# Aim
How many of the lines below include "from"? Give the number and no other words.

# Dataset entries
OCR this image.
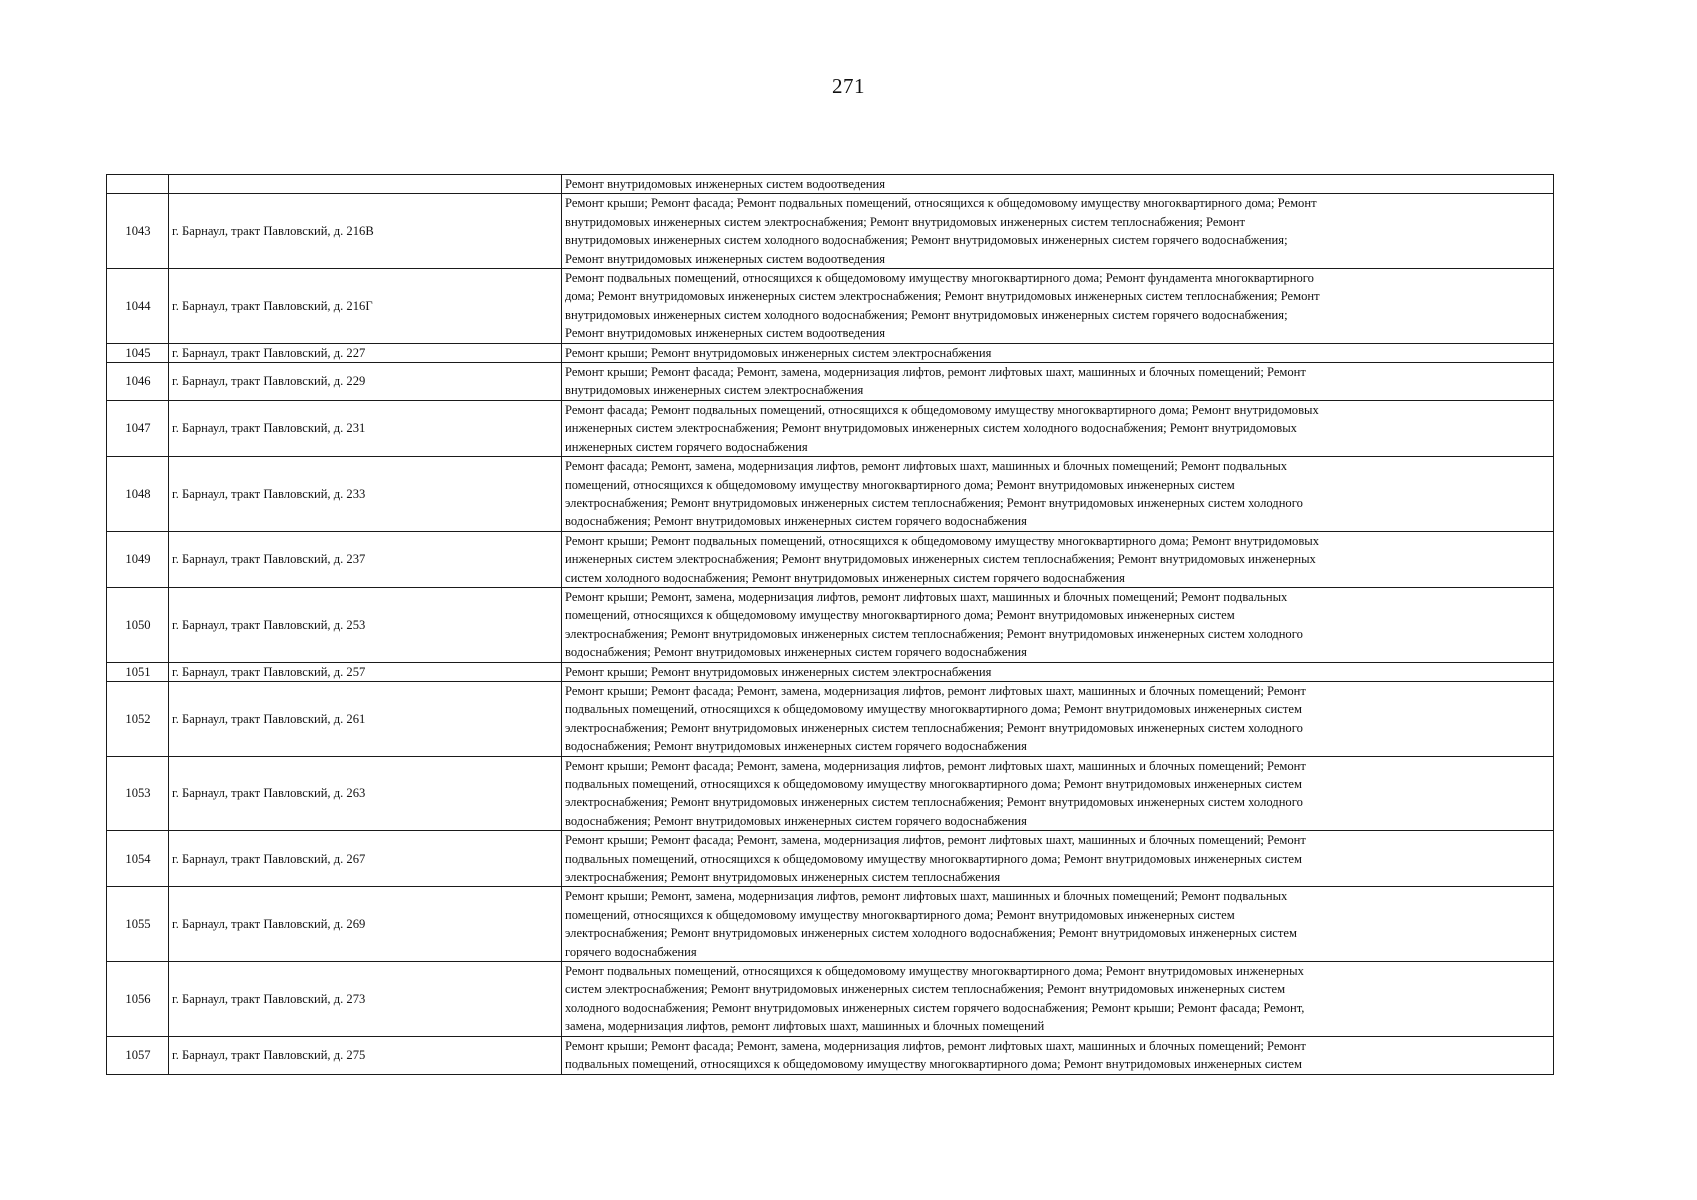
271
		Ремонт внутридомовых инженерных систем водоотведения
1043	г. Барнаул, тракт Павловский, д. 216В	Ремонт крыши; Ремонт фасада; Ремонт подвальных помещений, относящихся к общедомовому имуществу многоквартирного дома; Ремонт
внутридомовых инженерных систем электроснабжения; Ремонт внутридомовых инженерных систем теплоснабжения; Ремонт
внутридомовых инженерных систем холодного водоснабжения; Ремонт внутридомовых инженерных систем горячего водоснабжения;
Ремонт внутридомовых инженерных систем водоотведения
1044	г. Барнаул, тракт Павловский, д. 216Г	Ремонт подвальных помещений, относящихся к общедомовому имуществу многоквартирного дома; Ремонт фундамента многоквартирного
дома; Ремонт внутридомовых инженерных систем электроснабжения; Ремонт внутридомовых инженерных систем теплоснабжения; Ремонт
внутридомовых инженерных систем холодного водоснабжения; Ремонт внутридомовых инженерных систем горячего водоснабжения;
Ремонт внутридомовых инженерных систем водоотведения
1045	г. Барнаул, тракт Павловский, д. 227	Ремонт крыши; Ремонт внутридомовых инженерных систем электроснабжения
1046	г. Барнаул, тракт Павловский, д. 229	Ремонт крыши; Ремонт фасада; Ремонт, замена, модернизация лифтов, ремонт лифтовых шахт, машинных и блочных помещений; Ремонт
внутридомовых инженерных систем электроснабжения
1047	г. Барнаул, тракт Павловский, д. 231	Ремонт фасада; Ремонт подвальных помещений, относящихся к общедомовому имуществу многоквартирного дома; Ремонт внутридомовых
инженерных систем электроснабжения; Ремонт внутридомовых инженерных систем холодного водоснабжения; Ремонт внутридомовых
инженерных систем горячего водоснабжения
1048	г. Барнаул, тракт Павловский, д. 233	Ремонт фасада; Ремонт, замена, модернизация лифтов, ремонт лифтовых шахт, машинных и блочных помещений; Ремонт подвальных
помещений, относящихся к общедомовому имуществу многоквартирного дома; Ремонт внутридомовых инженерных систем
электроснабжения; Ремонт внутридомовых инженерных систем теплоснабжения; Ремонт внутридомовых инженерных систем холодного
водоснабжения; Ремонт внутридомовых инженерных систем горячего водоснабжения
1049	г. Барнаул, тракт Павловский, д. 237	Ремонт крыши; Ремонт подвальных помещений, относящихся к общедомовому имуществу многоквартирного дома; Ремонт внутридомовых
инженерных систем электроснабжения; Ремонт внутридомовых инженерных систем теплоснабжения; Ремонт внутридомовых инженерных
систем холодного водоснабжения; Ремонт внутридомовых инженерных систем горячего водоснабжения
1050	г. Барнаул, тракт Павловский, д. 253	Ремонт крыши; Ремонт, замена, модернизация лифтов, ремонт лифтовых шахт, машинных и блочных помещений; Ремонт подвальных
помещений, относящихся к общедомовому имуществу многоквартирного дома; Ремонт внутридомовых инженерных систем
электроснабжения; Ремонт внутридомовых инженерных систем теплоснабжения; Ремонт внутридомовых инженерных систем холодного
водоснабжения; Ремонт внутридомовых инженерных систем горячего водоснабжения
1051	г. Барнаул, тракт Павловский, д. 257	Ремонт крыши; Ремонт внутридомовых инженерных систем электроснабжения
1052	г. Барнаул, тракт Павловский, д. 261	Ремонт крыши; Ремонт фасада; Ремонт, замена, модернизация лифтов, ремонт лифтовых шахт, машинных и блочных помещений; Ремонт
подвальных помещений, относящихся к общедомовому имуществу многоквартирного дома; Ремонт внутридомовых инженерных систем
электроснабжения; Ремонт внутридомовых инженерных систем теплоснабжения; Ремонт внутридомовых инженерных систем холодного
водоснабжения; Ремонт внутридомовых инженерных систем горячего водоснабжения
1053	г. Барнаул, тракт Павловский, д. 263	Ремонт крыши; Ремонт фасада; Ремонт, замена, модернизация лифтов, ремонт лифтовых шахт, машинных и блочных помещений; Ремонт
подвальных помещений, относящихся к общедомовому имуществу многоквартирного дома; Ремонт внутридомовых инженерных систем
электроснабжения; Ремонт внутридомовых инженерных систем теплоснабжения; Ремонт внутридомовых инженерных систем холодного
водоснабжения; Ремонт внутридомовых инженерных систем горячего водоснабжения
1054	г. Барнаул, тракт Павловский, д. 267	Ремонт крыши; Ремонт фасада; Ремонт, замена, модернизация лифтов, ремонт лифтовых шахт, машинных и блочных помещений; Ремонт
подвальных помещений, относящихся к общедомовому имуществу многоквартирного дома; Ремонт внутридомовых инженерных систем
электроснабжения; Ремонт внутридомовых инженерных систем теплоснабжения
1055	г. Барнаул, тракт Павловский, д. 269	Ремонт крыши; Ремонт, замена, модернизация лифтов, ремонт лифтовых шахт, машинных и блочных помещений; Ремонт подвальных
помещений, относящихся к общедомовому имуществу многоквартирного дома; Ремонт внутридомовых инженерных систем
электроснабжения; Ремонт внутридомовых инженерных систем холодного водоснабжения; Ремонт внутридомовых инженерных систем
горячего водоснабжения
1056	г. Барнаул, тракт Павловский, д. 273	Ремонт подвальных помещений, относящихся к общедомовому имуществу многоквартирного дома; Ремонт внутридомовых инженерных
систем электроснабжения; Ремонт внутридомовых инженерных систем теплоснабжения; Ремонт внутридомовых инженерных систем
холодного водоснабжения; Ремонт внутридомовых инженерных систем горячего водоснабжения; Ремонт крыши; Ремонт фасада; Ремонт,
замена, модернизация лифтов, ремонт лифтовых шахт, машинных и блочных помещений
1057	г. Барнаул, тракт Павловский, д. 275	Ремонт крыши; Ремонт фасада; Ремонт, замена, модернизация лифтов, ремонт лифтовых шахт, машинных и блочных помещений; Ремонт
подвальных помещений, относящихся к общедомовому имуществу многоквартирного дома; Ремонт внутридомовых инженерных систем
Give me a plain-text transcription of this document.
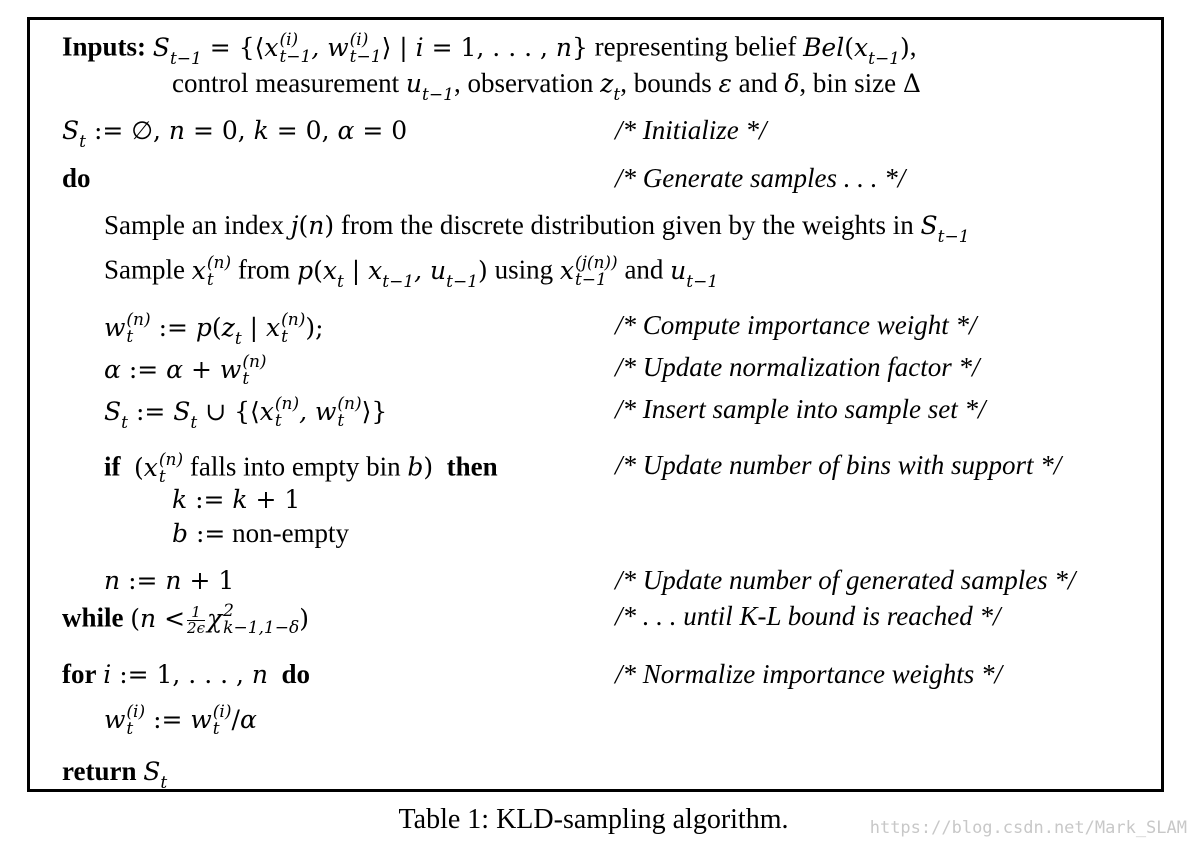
Inputs: $S_{t-1}$ = {⟨x (i)
t−1 , w (i)
t−1 ⟩ | i = 1, . . . , n} representing belief $Bel(x_{t-1})$,
control measurement $u_{t-1}$, observation $z_t$, bounds ε and δ, bin size Δ
$S_t$ := ∅, n = 0, k = 0, α = 0	/* Initialize */
do	/* Generate samples . . . */
Sample an index j(n) from the discrete distribution given by the weights in $S_{t-1}$
Sample x (n)
t from $p(x_t$ | $x_{t-1}$, $u_{t-1}$) using x (j(n))
t−1 and $u_{t-1}$
w (n)
t	:= $p(z_t$ | x (n)
t );	/* Compute importance weight */
α := α + w (n)
t	/* Update normalization factor */
$S_t$ := $S_t$ ∪ {⟨x (n)
t , w (n)
t ⟩}	/* Insert sample into sample set */
if (x (n)
t falls into empty bin b) then	/* Update number of bins with support */
k := k + 1
b := non-empty
n := n + 1	/* Update number of generated samples */
while ($n < \frac{1}{2\epsilon}$ χ 2
k−1,1−δ )	/* . . . until K-L bound is reached */
for i := 1, . . . , n do	/* Normalize importance weights */
w (i)
t := w (i)
t /α
return $S_t$
Table 1: KLD-sampling algorithm.	https://blog.csdn.net/Mark_SLAM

# Answer to this exercise
2